— Dataset entries —
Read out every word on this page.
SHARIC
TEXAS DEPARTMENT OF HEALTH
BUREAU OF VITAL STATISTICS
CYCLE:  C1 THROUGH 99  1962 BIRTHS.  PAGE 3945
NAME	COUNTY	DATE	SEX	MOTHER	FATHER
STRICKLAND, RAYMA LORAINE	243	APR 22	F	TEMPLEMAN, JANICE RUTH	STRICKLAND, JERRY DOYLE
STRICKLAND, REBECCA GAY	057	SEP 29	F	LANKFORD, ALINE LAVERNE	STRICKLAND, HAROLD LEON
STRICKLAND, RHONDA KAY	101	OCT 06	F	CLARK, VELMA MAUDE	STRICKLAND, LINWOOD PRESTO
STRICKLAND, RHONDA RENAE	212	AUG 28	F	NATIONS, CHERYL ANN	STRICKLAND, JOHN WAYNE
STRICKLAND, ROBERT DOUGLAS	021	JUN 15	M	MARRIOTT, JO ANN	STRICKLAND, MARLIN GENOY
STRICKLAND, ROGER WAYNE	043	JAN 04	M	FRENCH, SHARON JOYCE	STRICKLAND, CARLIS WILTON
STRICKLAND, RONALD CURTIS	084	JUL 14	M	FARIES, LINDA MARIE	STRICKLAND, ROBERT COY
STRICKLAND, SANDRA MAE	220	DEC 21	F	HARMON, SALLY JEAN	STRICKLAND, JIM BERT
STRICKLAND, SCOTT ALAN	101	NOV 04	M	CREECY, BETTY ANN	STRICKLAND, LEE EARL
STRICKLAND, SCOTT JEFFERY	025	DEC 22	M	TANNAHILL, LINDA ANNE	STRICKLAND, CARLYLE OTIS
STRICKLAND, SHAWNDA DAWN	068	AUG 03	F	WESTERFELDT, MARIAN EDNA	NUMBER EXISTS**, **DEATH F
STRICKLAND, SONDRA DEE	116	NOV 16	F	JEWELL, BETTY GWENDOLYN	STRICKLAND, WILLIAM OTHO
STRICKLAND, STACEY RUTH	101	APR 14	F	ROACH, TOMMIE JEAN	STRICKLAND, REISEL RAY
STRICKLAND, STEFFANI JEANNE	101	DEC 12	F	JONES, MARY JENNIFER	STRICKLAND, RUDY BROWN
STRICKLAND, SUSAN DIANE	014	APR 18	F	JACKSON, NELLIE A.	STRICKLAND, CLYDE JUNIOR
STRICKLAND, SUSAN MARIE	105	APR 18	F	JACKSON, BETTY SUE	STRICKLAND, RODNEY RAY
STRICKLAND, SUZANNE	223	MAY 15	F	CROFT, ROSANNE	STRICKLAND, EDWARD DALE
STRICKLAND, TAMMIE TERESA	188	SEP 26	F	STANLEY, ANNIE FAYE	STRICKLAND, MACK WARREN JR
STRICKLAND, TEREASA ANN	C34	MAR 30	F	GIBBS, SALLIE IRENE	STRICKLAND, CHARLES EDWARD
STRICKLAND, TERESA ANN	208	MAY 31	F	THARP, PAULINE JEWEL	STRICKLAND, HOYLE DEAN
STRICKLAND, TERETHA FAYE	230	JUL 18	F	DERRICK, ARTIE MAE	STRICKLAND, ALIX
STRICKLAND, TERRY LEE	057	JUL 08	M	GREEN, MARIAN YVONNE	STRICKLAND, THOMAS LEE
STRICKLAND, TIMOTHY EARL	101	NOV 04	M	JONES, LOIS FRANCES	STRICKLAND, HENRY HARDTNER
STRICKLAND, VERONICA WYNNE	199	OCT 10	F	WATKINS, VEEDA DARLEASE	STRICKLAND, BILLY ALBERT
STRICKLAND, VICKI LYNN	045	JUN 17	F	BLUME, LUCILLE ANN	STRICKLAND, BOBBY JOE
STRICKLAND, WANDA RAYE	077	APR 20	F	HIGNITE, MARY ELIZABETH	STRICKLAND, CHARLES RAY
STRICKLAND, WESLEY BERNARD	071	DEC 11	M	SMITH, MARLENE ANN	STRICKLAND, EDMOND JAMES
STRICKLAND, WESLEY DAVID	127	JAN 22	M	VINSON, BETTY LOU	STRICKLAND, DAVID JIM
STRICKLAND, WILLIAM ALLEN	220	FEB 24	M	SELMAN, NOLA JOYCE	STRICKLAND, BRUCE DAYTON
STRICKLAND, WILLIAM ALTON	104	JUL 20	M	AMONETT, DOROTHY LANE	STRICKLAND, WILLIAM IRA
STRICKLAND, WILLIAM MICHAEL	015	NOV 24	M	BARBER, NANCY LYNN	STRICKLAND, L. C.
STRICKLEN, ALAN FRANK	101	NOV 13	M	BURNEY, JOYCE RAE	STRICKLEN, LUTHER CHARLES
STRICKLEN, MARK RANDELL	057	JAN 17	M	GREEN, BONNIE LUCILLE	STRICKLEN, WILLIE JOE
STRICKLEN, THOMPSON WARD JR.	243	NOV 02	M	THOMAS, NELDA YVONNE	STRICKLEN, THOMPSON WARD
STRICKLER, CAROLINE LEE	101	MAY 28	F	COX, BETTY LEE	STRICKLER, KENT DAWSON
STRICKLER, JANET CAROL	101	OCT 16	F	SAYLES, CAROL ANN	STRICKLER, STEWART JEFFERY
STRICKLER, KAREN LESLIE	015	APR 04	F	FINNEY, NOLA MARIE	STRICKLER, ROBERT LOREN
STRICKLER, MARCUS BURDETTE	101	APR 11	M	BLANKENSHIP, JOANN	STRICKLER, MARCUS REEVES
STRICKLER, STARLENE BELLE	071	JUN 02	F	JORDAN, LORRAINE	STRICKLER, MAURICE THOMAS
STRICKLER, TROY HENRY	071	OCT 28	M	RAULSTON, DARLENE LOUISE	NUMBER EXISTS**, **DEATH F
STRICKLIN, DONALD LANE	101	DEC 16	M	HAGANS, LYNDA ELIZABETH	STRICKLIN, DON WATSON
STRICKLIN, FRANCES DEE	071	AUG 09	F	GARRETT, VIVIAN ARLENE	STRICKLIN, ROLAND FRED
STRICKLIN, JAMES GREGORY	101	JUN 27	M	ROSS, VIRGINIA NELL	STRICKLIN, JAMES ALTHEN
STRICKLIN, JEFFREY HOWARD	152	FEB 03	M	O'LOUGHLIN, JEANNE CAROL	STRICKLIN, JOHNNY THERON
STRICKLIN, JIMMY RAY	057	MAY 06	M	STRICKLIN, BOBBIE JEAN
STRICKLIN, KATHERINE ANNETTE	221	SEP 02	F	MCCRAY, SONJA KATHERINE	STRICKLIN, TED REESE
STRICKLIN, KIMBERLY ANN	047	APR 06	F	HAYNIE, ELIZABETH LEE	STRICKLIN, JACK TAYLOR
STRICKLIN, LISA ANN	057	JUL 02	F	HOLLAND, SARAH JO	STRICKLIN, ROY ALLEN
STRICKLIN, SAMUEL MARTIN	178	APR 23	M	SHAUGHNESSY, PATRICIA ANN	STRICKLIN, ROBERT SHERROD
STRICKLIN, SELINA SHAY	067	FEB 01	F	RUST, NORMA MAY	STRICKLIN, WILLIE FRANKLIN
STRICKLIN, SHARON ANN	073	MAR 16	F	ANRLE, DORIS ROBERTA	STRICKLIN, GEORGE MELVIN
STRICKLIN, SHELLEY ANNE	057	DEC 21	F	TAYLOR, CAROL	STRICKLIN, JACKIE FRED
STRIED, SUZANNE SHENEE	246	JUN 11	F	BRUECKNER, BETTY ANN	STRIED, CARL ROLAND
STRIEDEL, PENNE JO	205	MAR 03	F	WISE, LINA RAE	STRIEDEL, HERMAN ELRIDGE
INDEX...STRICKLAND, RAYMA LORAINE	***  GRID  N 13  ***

— Problem statement —
Copy all lines from the listing that contain "LANE".

— Completed task —
STRICKLAND, WILLIAM ALTON	104	JUL 20	M	AMONETT, DOROTHY LANE	STRICKLAND, WILLIAM IRA
STRICKLIN, DONALD LANE	101	DEC 16	M	HAGANS, LYNDA ELIZABETH	STRICKLIN, DON WATSON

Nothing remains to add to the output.